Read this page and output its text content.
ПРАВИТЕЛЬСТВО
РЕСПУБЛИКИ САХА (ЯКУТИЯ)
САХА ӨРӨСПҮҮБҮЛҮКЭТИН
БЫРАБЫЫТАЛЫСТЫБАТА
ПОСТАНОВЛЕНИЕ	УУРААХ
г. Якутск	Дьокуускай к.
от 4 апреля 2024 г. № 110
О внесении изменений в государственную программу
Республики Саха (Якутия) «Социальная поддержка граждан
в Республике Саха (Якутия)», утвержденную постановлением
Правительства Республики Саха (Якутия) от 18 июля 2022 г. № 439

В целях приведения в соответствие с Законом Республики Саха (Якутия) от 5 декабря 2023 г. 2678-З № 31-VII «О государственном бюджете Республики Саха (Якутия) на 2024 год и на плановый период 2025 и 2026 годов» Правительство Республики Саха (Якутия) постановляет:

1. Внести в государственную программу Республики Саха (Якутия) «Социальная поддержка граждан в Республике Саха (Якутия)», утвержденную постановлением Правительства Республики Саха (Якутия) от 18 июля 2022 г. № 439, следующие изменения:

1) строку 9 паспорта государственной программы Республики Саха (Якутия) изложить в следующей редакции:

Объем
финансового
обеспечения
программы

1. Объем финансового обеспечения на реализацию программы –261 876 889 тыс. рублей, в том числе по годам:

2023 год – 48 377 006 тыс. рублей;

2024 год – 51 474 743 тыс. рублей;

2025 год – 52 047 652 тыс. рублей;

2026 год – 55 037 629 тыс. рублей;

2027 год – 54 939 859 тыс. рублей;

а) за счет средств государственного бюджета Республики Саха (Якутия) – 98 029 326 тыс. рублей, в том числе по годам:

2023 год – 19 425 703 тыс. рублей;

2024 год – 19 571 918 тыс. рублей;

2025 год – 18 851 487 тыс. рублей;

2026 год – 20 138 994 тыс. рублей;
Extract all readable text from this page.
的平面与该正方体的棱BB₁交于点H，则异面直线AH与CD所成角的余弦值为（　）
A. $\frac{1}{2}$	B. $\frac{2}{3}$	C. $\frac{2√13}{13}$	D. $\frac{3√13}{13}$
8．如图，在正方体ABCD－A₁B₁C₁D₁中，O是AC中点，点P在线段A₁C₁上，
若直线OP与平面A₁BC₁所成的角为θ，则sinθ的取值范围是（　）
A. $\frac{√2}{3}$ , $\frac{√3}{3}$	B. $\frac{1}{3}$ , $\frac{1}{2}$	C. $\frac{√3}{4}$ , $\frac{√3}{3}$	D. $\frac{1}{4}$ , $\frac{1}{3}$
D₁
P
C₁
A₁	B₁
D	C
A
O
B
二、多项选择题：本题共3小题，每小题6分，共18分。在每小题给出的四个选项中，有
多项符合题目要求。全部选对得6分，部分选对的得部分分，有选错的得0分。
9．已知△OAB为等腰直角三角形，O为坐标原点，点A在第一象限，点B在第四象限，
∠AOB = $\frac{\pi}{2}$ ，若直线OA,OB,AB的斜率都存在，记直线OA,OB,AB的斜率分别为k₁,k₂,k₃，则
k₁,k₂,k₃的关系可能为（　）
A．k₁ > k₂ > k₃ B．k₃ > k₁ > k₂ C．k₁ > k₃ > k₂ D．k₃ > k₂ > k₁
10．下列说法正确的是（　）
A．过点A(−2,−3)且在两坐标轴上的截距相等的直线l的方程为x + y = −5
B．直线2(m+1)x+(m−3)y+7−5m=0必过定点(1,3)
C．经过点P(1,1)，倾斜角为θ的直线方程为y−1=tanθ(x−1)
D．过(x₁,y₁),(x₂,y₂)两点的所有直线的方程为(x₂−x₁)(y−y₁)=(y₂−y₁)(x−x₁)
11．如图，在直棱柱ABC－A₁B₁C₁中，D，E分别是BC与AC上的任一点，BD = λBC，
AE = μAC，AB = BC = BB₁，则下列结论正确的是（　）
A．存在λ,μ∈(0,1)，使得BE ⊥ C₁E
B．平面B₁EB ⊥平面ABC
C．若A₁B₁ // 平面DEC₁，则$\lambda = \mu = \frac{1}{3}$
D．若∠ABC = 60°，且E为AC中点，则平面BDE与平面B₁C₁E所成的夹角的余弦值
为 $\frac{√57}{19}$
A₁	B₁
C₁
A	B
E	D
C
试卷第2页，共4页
********
◆ PROBLEM:
In this exercise, repeat all entries exactly.

◆ EXERCISE RESULT:
Read this page and output its text content.
ПРАВИТЕЛЬСТВО
РЕСПУБЛИКИ САХА (ЯКУТИЯ)
САХА ӨРӨСПҮҮБҮЛҮКЭТИН
БЫРАБЫЫТАЛЫСТЫБАТА
ПОСТАНОВЛЕНИЕ	УУРААХ
г. Якутск	Дьокуускай к.
от 4 апреля 2024 г. № 110
О внесении изменений в государственную программу
Республики Саха (Якутия) «Социальная поддержка граждан
в Республике Саха (Якутия)», утвержденную постановлением
Правительства Республики Саха (Якутия) от 18 июля 2022 г. № 439

В целях приведения в соответствие с Законом Республики Саха (Якутия) от 5 декабря 2023 г. 2678-З № 31-VII «О государственном бюджете Республики Саха (Якутия) на 2024 год и на плановый период 2025 и 2026 годов» Правительство Республики Саха (Якутия) постановляет:

1. Внести в государственную программу Республики Саха (Якутия) «Социальная поддержка граждан в Республике Саха (Якутия)», утвержденную постановлением Правительства Республики Саха (Якутия) от 18 июля 2022 г. № 439, следующие изменения:

1) строку 9 паспорта государственной программы Республики Саха (Якутия) изложить в следующей редакции:

Объем
финансового
обеспечения
программы

1. Объем финансового обеспечения на реализацию программы –261 876 889 тыс. рублей, в том числе по годам:

2023 год – 48 377 006 тыс. рублей;

2024 год – 51 474 743 тыс. рублей;

2025 год – 52 047 652 тыс. рублей;

2026 год – 55 037 629 тыс. рублей;

2027 год – 54 939 859 тыс. рублей;

а) за счет средств государственного бюджета Республики Саха (Якутия) – 98 029 326 тыс. рублей, в том числе по годам:

2023 год – 19 425 703 тыс. рублей;

2024 год – 19 571 918 тыс. рублей;

2025 год – 18 851 487 тыс. рублей;

2026 год – 20 138 994 тыс. рублей;
Extract all readable text from this page.
的平面与该正方体的棱BB₁交于点H，则异面直线AH与CD所成角的余弦值为（　）
A. $\frac{1}{2}$	B. $\frac{2}{3}$	C. $\frac{2√13}{13}$	D. $\frac{3√13}{13}$
8．如图，在正方体ABCD－A₁B₁C₁D₁中，O是AC中点，点P在线段A₁C₁上，
若直线OP与平面A₁BC₁所成的角为θ，则sinθ的取值范围是（　）
A. $\frac{√2}{3}$ , $\frac{√3}{3}$	B. $\frac{1}{3}$ , $\frac{1}{2}$	C. $\frac{√3}{4}$ , $\frac{√3}{3}$	D. $\frac{1}{4}$ , $\frac{1}{3}$
D₁
P
C₁
A₁	B₁
D	C
A
O
B
二、多项选择题：本题共3小题，每小题6分，共18分。在每小题给出的四个选项中，有
多项符合题目要求。全部选对得6分，部分选对的得部分分，有选错的得0分。
9．已知△OAB为等腰直角三角形，O为坐标原点，点A在第一象限，点B在第四象限，
∠AOB = $\frac{\pi}{2}$ ，若直线OA,OB,AB的斜率都存在，记直线OA,OB,AB的斜率分别为k₁,k₂,k₃，则
k₁,k₂,k₃的关系可能为（　）
A．k₁ > k₂ > k₃ B．k₃ > k₁ > k₂ C．k₁ > k₃ > k₂ D．k₃ > k₂ > k₁
10．下列说法正确的是（　）
A．过点A(−2,−3)且在两坐标轴上的截距相等的直线l的方程为x + y = −5
B．直线2(m+1)x+(m−3)y+7−5m=0必过定点(1,3)
C．经过点P(1,1)，倾斜角为θ的直线方程为y−1=tanθ(x−1)
D．过(x₁,y₁),(x₂,y₂)两点的所有直线的方程为(x₂−x₁)(y−y₁)=(y₂−y₁)(x−x₁)
11．如图，在直棱柱ABC－A₁B₁C₁中，D，E分别是BC与AC上的任一点，BD = λBC，
AE = μAC，AB = BC = BB₁，则下列结论正确的是（　）
A．存在λ,μ∈(0,1)，使得BE ⊥ C₁E
B．平面B₁EB ⊥平面ABC
C．若A₁B₁ // 平面DEC₁，则$\lambda = \mu = \frac{1}{3}$
D．若∠ABC = 60°，且E为AC中点，则平面BDE与平面B₁C₁E所成的夹角的余弦值
为 $\frac{√57}{19}$
A₁	B₁
C₁
A	B
E	D
C
试卷第2页，共4页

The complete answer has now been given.